▸ **Required task**:
Every line containing the word "name" needs to be found and copied.

┌──

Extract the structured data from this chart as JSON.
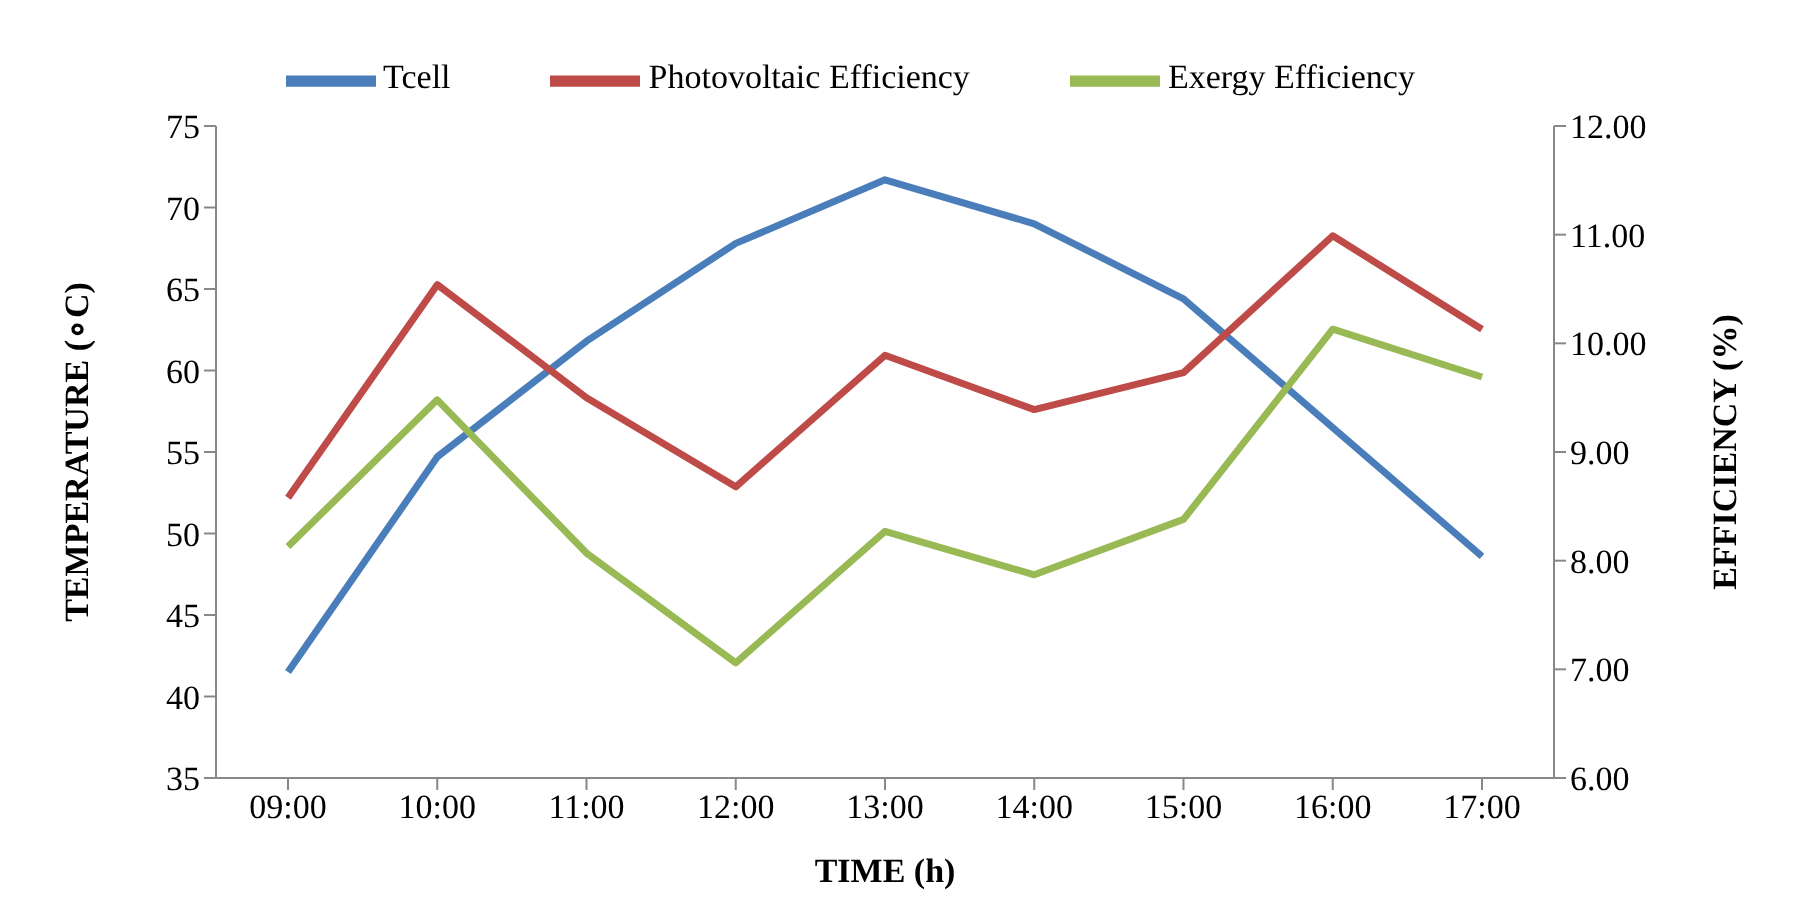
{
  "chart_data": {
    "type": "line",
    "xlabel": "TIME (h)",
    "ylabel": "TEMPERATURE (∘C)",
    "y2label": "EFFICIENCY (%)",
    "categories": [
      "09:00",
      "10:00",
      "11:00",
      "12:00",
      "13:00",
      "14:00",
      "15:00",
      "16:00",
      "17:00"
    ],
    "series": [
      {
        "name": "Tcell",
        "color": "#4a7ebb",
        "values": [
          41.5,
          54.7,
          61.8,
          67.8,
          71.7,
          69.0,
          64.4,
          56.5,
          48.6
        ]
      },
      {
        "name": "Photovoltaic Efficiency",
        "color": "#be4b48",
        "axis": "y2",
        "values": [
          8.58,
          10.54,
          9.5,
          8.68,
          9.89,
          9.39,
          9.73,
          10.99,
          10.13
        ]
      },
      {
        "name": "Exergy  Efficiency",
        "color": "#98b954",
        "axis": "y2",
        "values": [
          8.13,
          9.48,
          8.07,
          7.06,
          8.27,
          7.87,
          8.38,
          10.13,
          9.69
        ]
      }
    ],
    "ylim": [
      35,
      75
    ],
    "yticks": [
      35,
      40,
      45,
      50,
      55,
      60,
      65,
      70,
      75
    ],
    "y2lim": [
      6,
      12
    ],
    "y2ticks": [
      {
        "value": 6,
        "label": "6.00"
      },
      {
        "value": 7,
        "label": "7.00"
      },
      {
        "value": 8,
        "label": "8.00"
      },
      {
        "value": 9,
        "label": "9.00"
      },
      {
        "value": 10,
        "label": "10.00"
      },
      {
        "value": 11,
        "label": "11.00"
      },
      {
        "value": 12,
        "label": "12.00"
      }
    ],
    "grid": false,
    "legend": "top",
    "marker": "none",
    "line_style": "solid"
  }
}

└──

▸ **Response**:
        "name": "Tcell",
        "name": "Photovoltaic Efficiency",
        "name": "Exergy  Efficiency",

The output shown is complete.